start Records for the exercise

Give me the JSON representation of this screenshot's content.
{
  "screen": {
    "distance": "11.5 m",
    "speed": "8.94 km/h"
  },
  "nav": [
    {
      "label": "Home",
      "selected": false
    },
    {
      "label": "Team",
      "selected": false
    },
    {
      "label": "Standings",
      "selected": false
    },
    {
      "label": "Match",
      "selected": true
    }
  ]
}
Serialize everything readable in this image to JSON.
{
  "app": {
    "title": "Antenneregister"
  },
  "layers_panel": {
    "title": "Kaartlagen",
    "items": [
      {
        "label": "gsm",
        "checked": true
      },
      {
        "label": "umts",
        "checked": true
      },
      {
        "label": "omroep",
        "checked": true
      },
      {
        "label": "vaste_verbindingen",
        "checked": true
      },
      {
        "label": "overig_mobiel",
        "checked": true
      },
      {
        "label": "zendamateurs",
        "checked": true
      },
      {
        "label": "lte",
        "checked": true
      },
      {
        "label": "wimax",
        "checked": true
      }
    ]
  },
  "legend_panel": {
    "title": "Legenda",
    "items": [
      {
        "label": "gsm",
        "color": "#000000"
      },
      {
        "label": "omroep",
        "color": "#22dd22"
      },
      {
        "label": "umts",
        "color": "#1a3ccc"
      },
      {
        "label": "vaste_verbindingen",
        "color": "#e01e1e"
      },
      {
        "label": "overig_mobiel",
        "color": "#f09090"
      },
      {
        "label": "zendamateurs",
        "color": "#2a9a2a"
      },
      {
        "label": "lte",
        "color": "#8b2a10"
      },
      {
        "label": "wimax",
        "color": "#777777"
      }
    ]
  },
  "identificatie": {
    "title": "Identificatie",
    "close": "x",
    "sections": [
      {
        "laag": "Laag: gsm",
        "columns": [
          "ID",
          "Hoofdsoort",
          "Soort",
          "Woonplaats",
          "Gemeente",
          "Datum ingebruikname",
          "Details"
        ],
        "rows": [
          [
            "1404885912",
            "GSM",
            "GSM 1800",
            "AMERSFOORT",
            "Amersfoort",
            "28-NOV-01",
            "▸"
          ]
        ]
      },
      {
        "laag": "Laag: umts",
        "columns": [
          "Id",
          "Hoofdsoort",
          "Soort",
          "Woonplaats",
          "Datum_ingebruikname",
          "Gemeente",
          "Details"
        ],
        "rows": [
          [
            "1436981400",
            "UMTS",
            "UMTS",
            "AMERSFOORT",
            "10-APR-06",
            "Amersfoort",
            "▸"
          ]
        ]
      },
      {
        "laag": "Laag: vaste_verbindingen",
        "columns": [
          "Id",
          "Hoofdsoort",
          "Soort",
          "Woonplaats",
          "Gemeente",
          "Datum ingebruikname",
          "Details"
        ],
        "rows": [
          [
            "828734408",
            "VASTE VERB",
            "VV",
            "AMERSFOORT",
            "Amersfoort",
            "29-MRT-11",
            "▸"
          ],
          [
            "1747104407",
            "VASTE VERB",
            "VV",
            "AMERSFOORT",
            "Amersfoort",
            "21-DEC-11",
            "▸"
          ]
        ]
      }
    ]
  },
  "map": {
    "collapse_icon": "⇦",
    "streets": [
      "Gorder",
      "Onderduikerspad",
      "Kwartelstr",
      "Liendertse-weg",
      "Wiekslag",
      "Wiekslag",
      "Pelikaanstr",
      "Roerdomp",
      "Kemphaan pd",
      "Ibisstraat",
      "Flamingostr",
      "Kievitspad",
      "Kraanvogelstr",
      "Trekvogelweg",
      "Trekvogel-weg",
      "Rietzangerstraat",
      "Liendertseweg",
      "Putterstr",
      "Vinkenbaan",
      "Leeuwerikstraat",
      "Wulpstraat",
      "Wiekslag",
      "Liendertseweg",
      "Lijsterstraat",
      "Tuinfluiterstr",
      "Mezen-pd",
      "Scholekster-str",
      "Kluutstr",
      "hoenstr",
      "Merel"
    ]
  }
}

end Records for the exercise

*Exercise instructions:* From the first line to the last, retype the data exactly.

*Answer to the task:*
Give me the JSON representation of this screenshot's content.
{
  "screen": {
    "distance": "11.5 m",
    "speed": "8.94 km/h"
  },
  "nav": [
    {
      "label": "Home",
      "selected": false
    },
    {
      "label": "Team",
      "selected": false
    },
    {
      "label": "Standings",
      "selected": false
    },
    {
      "label": "Match",
      "selected": true
    }
  ]
}
Serialize everything readable in this image to JSON.
{
  "app": {
    "title": "Antenneregister"
  },
  "layers_panel": {
    "title": "Kaartlagen",
    "items": [
      {
        "label": "gsm",
        "checked": true
      },
      {
        "label": "umts",
        "checked": true
      },
      {
        "label": "omroep",
        "checked": true
      },
      {
        "label": "vaste_verbindingen",
        "checked": true
      },
      {
        "label": "overig_mobiel",
        "checked": true
      },
      {
        "label": "zendamateurs",
        "checked": true
      },
      {
        "label": "lte",
        "checked": true
      },
      {
        "label": "wimax",
        "checked": true
      }
    ]
  },
  "legend_panel": {
    "title": "Legenda",
    "items": [
      {
        "label": "gsm",
        "color": "#000000"
      },
      {
        "label": "omroep",
        "color": "#22dd22"
      },
      {
        "label": "umts",
        "color": "#1a3ccc"
      },
      {
        "label": "vaste_verbindingen",
        "color": "#e01e1e"
      },
      {
        "label": "overig_mobiel",
        "color": "#f09090"
      },
      {
        "label": "zendamateurs",
        "color": "#2a9a2a"
      },
      {
        "label": "lte",
        "color": "#8b2a10"
      },
      {
        "label": "wimax",
        "color": "#777777"
      }
    ]
  },
  "identificatie": {
    "title": "Identificatie",
    "close": "x",
    "sections": [
      {
        "laag": "Laag: gsm",
        "columns": [
          "ID",
          "Hoofdsoort",
          "Soort",
          "Woonplaats",
          "Gemeente",
          "Datum ingebruikname",
          "Details"
        ],
        "rows": [
          [
            "1404885912",
            "GSM",
            "GSM 1800",
            "AMERSFOORT",
            "Amersfoort",
            "28-NOV-01",
            "▸"
          ]
        ]
      },
      {
        "laag": "Laag: umts",
        "columns": [
          "Id",
          "Hoofdsoort",
          "Soort",
          "Woonplaats",
          "Datum_ingebruikname",
          "Gemeente",
          "Details"
        ],
        "rows": [
          [
            "1436981400",
            "UMTS",
            "UMTS",
            "AMERSFOORT",
            "10-APR-06",
            "Amersfoort",
            "▸"
          ]
        ]
      },
      {
        "laag": "Laag: vaste_verbindingen",
        "columns": [
          "Id",
          "Hoofdsoort",
          "Soort",
          "Woonplaats",
          "Gemeente",
          "Datum ingebruikname",
          "Details"
        ],
        "rows": [
          [
            "828734408",
            "VASTE VERB",
            "VV",
            "AMERSFOORT",
            "Amersfoort",
            "29-MRT-11",
            "▸"
          ],
          [
            "1747104407",
            "VASTE VERB",
            "VV",
            "AMERSFOORT",
            "Amersfoort",
            "21-DEC-11",
            "▸"
          ]
        ]
      }
    ]
  },
  "map": {
    "collapse_icon": "⇦",
    "streets": [
      "Gorder",
      "Onderduikerspad",
      "Kwartelstr",
      "Liendertse-weg",
      "Wiekslag",
      "Wiekslag",
      "Pelikaanstr",
      "Roerdomp",
      "Kemphaan pd",
      "Ibisstraat",
      "Flamingostr",
      "Kievitspad",
      "Kraanvogelstr",
      "Trekvogelweg",
      "Trekvogel-weg",
      "Rietzangerstraat",
      "Liendertseweg",
      "Putterstr",
      "Vinkenbaan",
      "Leeuwerikstraat",
      "Wulpstraat",
      "Wiekslag",
      "Liendertseweg",
      "Lijsterstraat",
      "Tuinfluiterstr",
      "Mezen-pd",
      "Scholekster-str",
      "Kluutstr",
      "hoenstr",
      "Merel"
    ]
  }
}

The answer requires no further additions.